** Begin RECORDS SUPPLIED **

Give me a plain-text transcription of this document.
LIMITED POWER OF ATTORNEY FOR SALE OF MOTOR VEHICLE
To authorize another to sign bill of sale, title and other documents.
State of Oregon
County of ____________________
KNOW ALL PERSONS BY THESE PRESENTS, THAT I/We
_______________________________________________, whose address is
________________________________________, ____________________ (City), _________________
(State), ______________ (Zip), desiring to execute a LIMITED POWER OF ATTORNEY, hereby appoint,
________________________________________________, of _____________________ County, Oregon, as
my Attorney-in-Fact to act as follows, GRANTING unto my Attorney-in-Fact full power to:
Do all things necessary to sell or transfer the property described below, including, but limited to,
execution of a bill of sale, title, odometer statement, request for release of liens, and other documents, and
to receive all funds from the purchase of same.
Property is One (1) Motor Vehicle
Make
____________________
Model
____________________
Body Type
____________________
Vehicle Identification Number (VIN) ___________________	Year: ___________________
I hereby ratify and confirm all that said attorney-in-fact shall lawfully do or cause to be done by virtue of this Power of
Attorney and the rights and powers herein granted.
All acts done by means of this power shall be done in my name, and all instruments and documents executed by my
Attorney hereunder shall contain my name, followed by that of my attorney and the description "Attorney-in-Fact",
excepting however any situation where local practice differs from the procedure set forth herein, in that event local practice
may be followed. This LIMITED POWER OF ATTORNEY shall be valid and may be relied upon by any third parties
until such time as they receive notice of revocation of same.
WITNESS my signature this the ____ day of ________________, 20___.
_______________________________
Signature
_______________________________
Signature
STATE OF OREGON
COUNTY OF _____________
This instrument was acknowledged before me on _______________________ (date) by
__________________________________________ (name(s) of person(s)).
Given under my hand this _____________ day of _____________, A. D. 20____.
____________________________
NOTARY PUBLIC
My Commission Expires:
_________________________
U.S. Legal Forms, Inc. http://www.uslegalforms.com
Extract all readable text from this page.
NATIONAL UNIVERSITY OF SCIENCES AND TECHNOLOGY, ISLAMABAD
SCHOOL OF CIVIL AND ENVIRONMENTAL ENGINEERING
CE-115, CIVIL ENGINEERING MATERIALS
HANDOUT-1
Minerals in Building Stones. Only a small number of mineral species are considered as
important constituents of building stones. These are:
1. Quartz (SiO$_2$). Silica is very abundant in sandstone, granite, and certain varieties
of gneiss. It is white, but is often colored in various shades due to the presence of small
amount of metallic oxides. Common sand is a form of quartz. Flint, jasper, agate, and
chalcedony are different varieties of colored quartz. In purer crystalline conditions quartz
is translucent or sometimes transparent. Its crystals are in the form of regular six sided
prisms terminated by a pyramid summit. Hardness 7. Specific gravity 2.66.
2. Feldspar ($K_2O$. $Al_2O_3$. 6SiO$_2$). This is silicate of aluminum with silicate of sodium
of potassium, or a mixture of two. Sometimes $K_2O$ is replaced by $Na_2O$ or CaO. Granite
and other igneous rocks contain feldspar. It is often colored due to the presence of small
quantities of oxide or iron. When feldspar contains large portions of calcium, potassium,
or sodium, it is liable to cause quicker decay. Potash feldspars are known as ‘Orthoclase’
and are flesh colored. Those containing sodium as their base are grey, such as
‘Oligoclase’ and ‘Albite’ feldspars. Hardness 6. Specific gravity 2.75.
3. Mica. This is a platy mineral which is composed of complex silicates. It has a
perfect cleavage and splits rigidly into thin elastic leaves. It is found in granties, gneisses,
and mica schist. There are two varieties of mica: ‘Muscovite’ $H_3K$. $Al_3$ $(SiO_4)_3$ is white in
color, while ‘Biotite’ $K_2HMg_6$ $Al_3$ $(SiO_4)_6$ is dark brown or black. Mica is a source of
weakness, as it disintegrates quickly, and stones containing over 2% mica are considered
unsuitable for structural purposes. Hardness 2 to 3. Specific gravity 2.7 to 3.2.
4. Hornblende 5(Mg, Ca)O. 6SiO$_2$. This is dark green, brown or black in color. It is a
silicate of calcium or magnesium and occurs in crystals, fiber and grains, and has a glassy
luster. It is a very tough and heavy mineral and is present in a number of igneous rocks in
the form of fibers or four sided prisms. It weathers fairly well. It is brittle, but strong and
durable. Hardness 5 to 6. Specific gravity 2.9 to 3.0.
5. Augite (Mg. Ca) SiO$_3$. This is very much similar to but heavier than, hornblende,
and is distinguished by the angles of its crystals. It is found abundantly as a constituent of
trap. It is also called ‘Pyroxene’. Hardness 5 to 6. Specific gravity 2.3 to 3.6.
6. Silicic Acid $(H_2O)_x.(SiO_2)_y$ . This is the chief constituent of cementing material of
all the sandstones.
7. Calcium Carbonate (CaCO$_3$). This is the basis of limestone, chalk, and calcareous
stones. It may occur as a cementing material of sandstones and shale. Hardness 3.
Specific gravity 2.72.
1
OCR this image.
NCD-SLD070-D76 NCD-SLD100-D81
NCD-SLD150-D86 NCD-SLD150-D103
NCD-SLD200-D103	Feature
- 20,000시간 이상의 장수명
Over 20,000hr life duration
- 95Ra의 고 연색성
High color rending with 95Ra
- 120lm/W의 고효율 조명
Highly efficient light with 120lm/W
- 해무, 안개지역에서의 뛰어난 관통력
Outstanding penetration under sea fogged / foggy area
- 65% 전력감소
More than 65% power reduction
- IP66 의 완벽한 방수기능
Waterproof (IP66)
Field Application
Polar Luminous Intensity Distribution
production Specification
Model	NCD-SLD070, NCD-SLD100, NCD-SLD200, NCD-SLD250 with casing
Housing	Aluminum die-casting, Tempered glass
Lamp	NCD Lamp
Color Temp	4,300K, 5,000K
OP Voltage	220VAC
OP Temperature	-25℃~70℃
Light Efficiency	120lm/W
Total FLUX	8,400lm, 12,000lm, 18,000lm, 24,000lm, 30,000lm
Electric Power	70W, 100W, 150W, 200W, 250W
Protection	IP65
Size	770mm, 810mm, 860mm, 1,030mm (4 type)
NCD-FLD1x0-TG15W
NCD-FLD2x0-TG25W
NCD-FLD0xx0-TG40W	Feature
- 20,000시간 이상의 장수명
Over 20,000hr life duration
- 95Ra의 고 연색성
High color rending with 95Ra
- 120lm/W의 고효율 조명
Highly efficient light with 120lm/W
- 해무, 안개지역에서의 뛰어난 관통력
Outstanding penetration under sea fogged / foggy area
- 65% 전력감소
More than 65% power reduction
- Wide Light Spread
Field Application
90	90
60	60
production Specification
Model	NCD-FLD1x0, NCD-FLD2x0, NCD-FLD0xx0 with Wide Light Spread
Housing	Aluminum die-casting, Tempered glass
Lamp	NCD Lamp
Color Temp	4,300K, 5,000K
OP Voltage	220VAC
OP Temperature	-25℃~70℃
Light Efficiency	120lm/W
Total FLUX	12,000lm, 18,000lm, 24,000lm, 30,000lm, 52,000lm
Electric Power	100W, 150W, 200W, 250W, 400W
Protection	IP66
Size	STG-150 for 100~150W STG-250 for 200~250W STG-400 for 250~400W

** End RECORDS SUPPLIED **

▸ **WHAT THE EXERCISE ASKS**
Every record above must be duplicated exactly.

▸ **THE ANSWER**
Give me a plain-text transcription of this document.
LIMITED POWER OF ATTORNEY FOR SALE OF MOTOR VEHICLE
To authorize another to sign bill of sale, title and other documents.
State of Oregon
County of ____________________
KNOW ALL PERSONS BY THESE PRESENTS, THAT I/We
_______________________________________________, whose address is
________________________________________, ____________________ (City), _________________
(State), ______________ (Zip), desiring to execute a LIMITED POWER OF ATTORNEY, hereby appoint,
________________________________________________, of _____________________ County, Oregon, as
my Attorney-in-Fact to act as follows, GRANTING unto my Attorney-in-Fact full power to:
Do all things necessary to sell or transfer the property described below, including, but limited to,
execution of a bill of sale, title, odometer statement, request for release of liens, and other documents, and
to receive all funds from the purchase of same.
Property is One (1) Motor Vehicle
Make
____________________
Model
____________________
Body Type
____________________
Vehicle Identification Number (VIN) ___________________	Year: ___________________
I hereby ratify and confirm all that said attorney-in-fact shall lawfully do or cause to be done by virtue of this Power of
Attorney and the rights and powers herein granted.
All acts done by means of this power shall be done in my name, and all instruments and documents executed by my
Attorney hereunder shall contain my name, followed by that of my attorney and the description "Attorney-in-Fact",
excepting however any situation where local practice differs from the procedure set forth herein, in that event local practice
may be followed. This LIMITED POWER OF ATTORNEY shall be valid and may be relied upon by any third parties
until such time as they receive notice of revocation of same.
WITNESS my signature this the ____ day of ________________, 20___.
_______________________________
Signature
_______________________________
Signature
STATE OF OREGON
COUNTY OF _____________
This instrument was acknowledged before me on _______________________ (date) by
__________________________________________ (name(s) of person(s)).
Given under my hand this _____________ day of _____________, A. D. 20____.
____________________________
NOTARY PUBLIC
My Commission Expires:
_________________________
U.S. Legal Forms, Inc. http://www.uslegalforms.com
Extract all readable text from this page.
NATIONAL UNIVERSITY OF SCIENCES AND TECHNOLOGY, ISLAMABAD
SCHOOL OF CIVIL AND ENVIRONMENTAL ENGINEERING
CE-115, CIVIL ENGINEERING MATERIALS
HANDOUT-1
Minerals in Building Stones. Only a small number of mineral species are considered as
important constituents of building stones. These are:
1. Quartz (SiO$_2$). Silica is very abundant in sandstone, granite, and certain varieties
of gneiss. It is white, but is often colored in various shades due to the presence of small
amount of metallic oxides. Common sand is a form of quartz. Flint, jasper, agate, and
chalcedony are different varieties of colored quartz. In purer crystalline conditions quartz
is translucent or sometimes transparent. Its crystals are in the form of regular six sided
prisms terminated by a pyramid summit. Hardness 7. Specific gravity 2.66.
2. Feldspar ($K_2O$. $Al_2O_3$. 6SiO$_2$). This is silicate of aluminum with silicate of sodium
of potassium, or a mixture of two. Sometimes $K_2O$ is replaced by $Na_2O$ or CaO. Granite
and other igneous rocks contain feldspar. It is often colored due to the presence of small
quantities of oxide or iron. When feldspar contains large portions of calcium, potassium,
or sodium, it is liable to cause quicker decay. Potash feldspars are known as ‘Orthoclase’
and are flesh colored. Those containing sodium as their base are grey, such as
‘Oligoclase’ and ‘Albite’ feldspars. Hardness 6. Specific gravity 2.75.
3. Mica. This is a platy mineral which is composed of complex silicates. It has a
perfect cleavage and splits rigidly into thin elastic leaves. It is found in granties, gneisses,
and mica schist. There are two varieties of mica: ‘Muscovite’ $H_3K$. $Al_3$ $(SiO_4)_3$ is white in
color, while ‘Biotite’ $K_2HMg_6$ $Al_3$ $(SiO_4)_6$ is dark brown or black. Mica is a source of
weakness, as it disintegrates quickly, and stones containing over 2% mica are considered
unsuitable for structural purposes. Hardness 2 to 3. Specific gravity 2.7 to 3.2.
4. Hornblende 5(Mg, Ca)O. 6SiO$_2$. This is dark green, brown or black in color. It is a
silicate of calcium or magnesium and occurs in crystals, fiber and grains, and has a glassy
luster. It is a very tough and heavy mineral and is present in a number of igneous rocks in
the form of fibers or four sided prisms. It weathers fairly well. It is brittle, but strong and
durable. Hardness 5 to 6. Specific gravity 2.9 to 3.0.
5. Augite (Mg. Ca) SiO$_3$. This is very much similar to but heavier than, hornblende,
and is distinguished by the angles of its crystals. It is found abundantly as a constituent of
trap. It is also called ‘Pyroxene’. Hardness 5 to 6. Specific gravity 2.3 to 3.6.
6. Silicic Acid $(H_2O)_x.(SiO_2)_y$ . This is the chief constituent of cementing material of
all the sandstones.
7. Calcium Carbonate (CaCO$_3$). This is the basis of limestone, chalk, and calcareous
stones. It may occur as a cementing material of sandstones and shale. Hardness 3.
Specific gravity 2.72.
1
OCR this image.
NCD-SLD070-D76 NCD-SLD100-D81
NCD-SLD150-D86 NCD-SLD150-D103
NCD-SLD200-D103	Feature
- 20,000시간 이상의 장수명
Over 20,000hr life duration
- 95Ra의 고 연색성
High color rending with 95Ra
- 120lm/W의 고효율 조명
Highly efficient light with 120lm/W
- 해무, 안개지역에서의 뛰어난 관통력
Outstanding penetration under sea fogged / foggy area
- 65% 전력감소
More than 65% power reduction
- IP66 의 완벽한 방수기능
Waterproof (IP66)
Field Application
Polar Luminous Intensity Distribution
production Specification
Model	NCD-SLD070, NCD-SLD100, NCD-SLD200, NCD-SLD250 with casing
Housing	Aluminum die-casting, Tempered glass
Lamp	NCD Lamp
Color Temp	4,300K, 5,000K
OP Voltage	220VAC
OP Temperature	-25℃~70℃
Light Efficiency	120lm/W
Total FLUX	8,400lm, 12,000lm, 18,000lm, 24,000lm, 30,000lm
Electric Power	70W, 100W, 150W, 200W, 250W
Protection	IP65
Size	770mm, 810mm, 860mm, 1,030mm (4 type)
NCD-FLD1x0-TG15W
NCD-FLD2x0-TG25W
NCD-FLD0xx0-TG40W	Feature
- 20,000시간 이상의 장수명
Over 20,000hr life duration
- 95Ra의 고 연색성
High color rending with 95Ra
- 120lm/W의 고효율 조명
Highly efficient light with 120lm/W
- 해무, 안개지역에서의 뛰어난 관통력
Outstanding penetration under sea fogged / foggy area
- 65% 전력감소
More than 65% power reduction
- Wide Light Spread
Field Application
90	90
60	60
production Specification
Model	NCD-FLD1x0, NCD-FLD2x0, NCD-FLD0xx0 with Wide Light Spread
Housing	Aluminum die-casting, Tempered glass
Lamp	NCD Lamp
Color Temp	4,300K, 5,000K
OP Voltage	220VAC
OP Temperature	-25℃~70℃
Light Efficiency	120lm/W
Total FLUX	12,000lm, 18,000lm, 24,000lm, 30,000lm, 52,000lm
Electric Power	100W, 150W, 200W, 250W, 400W
Protection	IP66
Size	STG-150 for 100~150W STG-250 for 200~250W STG-400 for 250~400W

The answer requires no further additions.